EXERCISE OBJECTIVE:
Count every line in the entries that follow where the word "государственной" appears, then state only the total.

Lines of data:
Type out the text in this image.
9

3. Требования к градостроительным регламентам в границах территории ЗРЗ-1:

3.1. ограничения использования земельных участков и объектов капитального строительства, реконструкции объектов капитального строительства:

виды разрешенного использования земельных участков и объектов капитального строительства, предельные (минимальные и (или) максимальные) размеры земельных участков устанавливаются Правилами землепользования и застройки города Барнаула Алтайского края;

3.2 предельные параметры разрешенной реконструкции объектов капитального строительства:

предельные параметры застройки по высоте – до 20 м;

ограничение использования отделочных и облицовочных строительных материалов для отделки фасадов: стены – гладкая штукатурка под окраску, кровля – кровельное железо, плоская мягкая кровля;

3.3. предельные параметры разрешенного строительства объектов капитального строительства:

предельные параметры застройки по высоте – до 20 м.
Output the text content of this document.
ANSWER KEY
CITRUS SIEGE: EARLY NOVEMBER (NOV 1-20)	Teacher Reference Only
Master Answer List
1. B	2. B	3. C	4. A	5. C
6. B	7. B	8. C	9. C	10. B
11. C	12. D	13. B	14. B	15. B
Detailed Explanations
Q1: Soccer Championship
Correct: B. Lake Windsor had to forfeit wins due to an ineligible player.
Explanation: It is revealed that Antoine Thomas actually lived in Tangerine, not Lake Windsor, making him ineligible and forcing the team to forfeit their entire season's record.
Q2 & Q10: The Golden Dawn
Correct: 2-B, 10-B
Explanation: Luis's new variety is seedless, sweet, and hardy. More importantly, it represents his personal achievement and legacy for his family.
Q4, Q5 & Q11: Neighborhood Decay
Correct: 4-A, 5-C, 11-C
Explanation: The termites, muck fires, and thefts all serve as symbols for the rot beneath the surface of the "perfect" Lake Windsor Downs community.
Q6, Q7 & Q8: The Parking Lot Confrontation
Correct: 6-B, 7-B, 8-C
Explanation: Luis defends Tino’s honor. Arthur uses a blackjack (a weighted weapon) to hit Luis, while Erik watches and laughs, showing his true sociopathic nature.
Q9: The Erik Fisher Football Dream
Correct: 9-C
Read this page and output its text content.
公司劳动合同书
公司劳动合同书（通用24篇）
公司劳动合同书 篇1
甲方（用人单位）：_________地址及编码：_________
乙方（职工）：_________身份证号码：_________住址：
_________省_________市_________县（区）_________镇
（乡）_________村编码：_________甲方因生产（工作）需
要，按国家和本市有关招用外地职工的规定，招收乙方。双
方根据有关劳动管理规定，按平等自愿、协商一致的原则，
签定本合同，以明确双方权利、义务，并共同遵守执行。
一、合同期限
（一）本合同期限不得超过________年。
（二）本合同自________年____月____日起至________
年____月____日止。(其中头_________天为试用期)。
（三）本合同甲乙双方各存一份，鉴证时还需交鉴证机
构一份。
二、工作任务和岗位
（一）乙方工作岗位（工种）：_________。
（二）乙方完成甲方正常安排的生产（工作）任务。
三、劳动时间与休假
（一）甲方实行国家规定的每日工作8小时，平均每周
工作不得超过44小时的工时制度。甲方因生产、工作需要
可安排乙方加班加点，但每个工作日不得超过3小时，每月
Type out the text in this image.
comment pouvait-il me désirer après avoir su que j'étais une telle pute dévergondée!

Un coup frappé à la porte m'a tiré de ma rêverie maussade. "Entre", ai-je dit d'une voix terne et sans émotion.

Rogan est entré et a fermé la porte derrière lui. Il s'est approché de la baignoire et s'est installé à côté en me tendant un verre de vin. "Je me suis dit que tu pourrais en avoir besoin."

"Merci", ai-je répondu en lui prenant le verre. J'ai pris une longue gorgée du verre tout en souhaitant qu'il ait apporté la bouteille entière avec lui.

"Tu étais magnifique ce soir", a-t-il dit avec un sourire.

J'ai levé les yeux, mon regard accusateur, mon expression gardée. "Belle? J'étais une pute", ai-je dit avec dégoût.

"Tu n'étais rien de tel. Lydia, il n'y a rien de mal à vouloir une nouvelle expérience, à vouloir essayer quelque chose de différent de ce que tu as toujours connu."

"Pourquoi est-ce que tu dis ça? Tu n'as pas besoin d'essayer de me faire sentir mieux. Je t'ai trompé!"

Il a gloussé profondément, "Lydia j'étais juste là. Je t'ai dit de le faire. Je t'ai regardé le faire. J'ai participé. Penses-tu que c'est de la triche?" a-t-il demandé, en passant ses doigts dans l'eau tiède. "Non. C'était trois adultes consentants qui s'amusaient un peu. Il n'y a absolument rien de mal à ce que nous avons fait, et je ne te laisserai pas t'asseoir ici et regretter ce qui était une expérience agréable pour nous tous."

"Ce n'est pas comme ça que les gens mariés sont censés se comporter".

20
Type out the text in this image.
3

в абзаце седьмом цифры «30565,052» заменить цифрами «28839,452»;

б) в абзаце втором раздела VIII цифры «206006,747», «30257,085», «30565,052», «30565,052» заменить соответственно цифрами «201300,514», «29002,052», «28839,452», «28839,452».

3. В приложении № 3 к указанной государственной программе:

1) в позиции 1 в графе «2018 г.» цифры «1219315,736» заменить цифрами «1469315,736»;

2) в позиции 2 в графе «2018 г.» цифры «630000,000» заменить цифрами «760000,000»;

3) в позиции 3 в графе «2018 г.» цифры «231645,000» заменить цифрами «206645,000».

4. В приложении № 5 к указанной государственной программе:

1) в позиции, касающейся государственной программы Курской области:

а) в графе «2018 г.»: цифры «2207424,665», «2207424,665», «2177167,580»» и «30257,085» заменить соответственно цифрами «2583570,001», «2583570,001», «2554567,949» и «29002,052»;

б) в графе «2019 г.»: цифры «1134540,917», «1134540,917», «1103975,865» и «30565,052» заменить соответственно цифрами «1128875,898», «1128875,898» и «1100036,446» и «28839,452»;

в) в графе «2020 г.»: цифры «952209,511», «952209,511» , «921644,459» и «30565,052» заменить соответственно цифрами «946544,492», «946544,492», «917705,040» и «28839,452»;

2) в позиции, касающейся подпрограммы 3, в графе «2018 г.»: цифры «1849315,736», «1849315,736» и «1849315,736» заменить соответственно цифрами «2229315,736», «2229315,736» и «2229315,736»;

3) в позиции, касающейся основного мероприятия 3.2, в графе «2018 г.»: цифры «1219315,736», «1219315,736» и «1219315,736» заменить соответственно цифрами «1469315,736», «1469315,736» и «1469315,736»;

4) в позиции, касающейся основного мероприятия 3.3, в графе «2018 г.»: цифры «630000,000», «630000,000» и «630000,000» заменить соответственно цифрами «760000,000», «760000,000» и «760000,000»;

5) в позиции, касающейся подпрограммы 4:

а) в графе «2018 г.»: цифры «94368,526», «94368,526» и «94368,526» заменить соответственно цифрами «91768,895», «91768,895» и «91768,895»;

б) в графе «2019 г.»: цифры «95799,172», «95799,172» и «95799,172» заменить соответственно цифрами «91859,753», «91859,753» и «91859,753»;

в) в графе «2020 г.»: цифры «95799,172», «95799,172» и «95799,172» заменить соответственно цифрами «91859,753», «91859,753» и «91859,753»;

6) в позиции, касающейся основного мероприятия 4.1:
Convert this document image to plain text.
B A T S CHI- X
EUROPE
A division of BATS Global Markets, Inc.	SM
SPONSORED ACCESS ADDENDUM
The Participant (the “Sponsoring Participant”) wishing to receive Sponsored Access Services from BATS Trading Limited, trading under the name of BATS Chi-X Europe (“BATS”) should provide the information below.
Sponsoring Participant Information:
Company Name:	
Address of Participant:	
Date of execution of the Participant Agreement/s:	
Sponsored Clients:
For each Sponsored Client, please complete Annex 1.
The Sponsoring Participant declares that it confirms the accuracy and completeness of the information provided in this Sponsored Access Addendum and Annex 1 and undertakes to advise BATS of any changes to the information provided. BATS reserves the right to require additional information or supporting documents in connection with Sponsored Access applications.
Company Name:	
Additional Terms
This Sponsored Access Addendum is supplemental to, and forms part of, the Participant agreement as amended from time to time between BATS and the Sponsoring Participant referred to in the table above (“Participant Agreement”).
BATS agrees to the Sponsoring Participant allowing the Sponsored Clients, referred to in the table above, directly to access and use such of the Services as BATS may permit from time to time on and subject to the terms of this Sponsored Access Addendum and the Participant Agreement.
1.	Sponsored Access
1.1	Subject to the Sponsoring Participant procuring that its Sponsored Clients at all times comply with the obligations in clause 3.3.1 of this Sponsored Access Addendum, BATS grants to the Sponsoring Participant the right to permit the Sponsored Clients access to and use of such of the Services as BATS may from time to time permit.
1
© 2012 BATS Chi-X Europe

COMPLETE ANSWER:
3